** BEGIN Supplied material **
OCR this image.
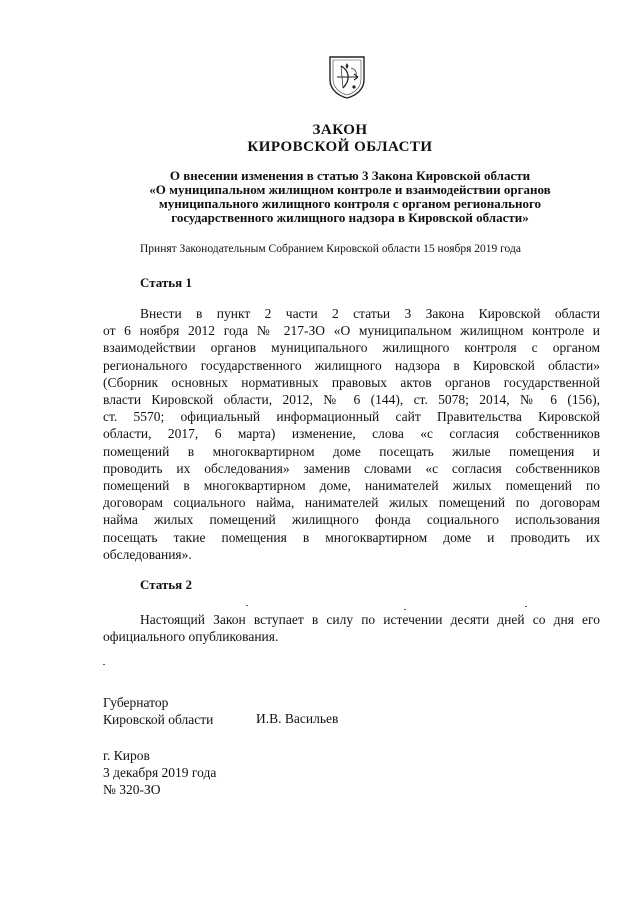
ЗАКОН
КИРОВСКОЙ ОБЛАСТИ
О внесении изменения в статью 3 Закона Кировской области
«О муниципальном жилищном контроле и взаимодействии органов
муниципального жилищного контроля с органом регионального
государственного жилищного надзора в Кировской области»
Принят Законодательным Собранием Кировской области 15 ноября 2019 года
Статья 1
Внести в пункт 2 части 2 статьи 3 Закона Кировской области
от 6 ноября 2012 года № 217-ЗО «О муниципальном жилищном контроле и
взаимодействии органов муниципального жилищного контроля с органом
регионального государственного жилищного надзора в Кировской области»
(Сборник основных нормативных правовых актов органов государственной
власти Кировской области, 2012, № 6 (144), ст. 5078; 2014, № 6 (156),
ст. 5570; официальный информационный сайт Правительства Кировской
области, 2017, 6 марта) изменение, слова «с согласия собственников
помещений в многоквартирном доме посещать жилые помещения и
проводить их обследования» заменив словами «с согласия собственников
помещений в многоквартирном доме, нанимателей жилых помещений по
договорам социального найма, нанимателей жилых помещений по договорам
найма жилых помещений жилищного фонда социального использования
посещать такие помещения в многоквартирном доме и проводить их
обследования».
Статья 2
Настоящий Закон вступает в силу по истечении десяти дней со дня его
официального опубликования.
Губернатор
Кировской области	И.В. Васильев
г. Киров
3 декабря 2019 года
№ 320-ЗО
** END Supplied material **
_What you are asked to do_
Tally every line of the data that holds the word "социального" and write the count alone.

_Response to this task_
2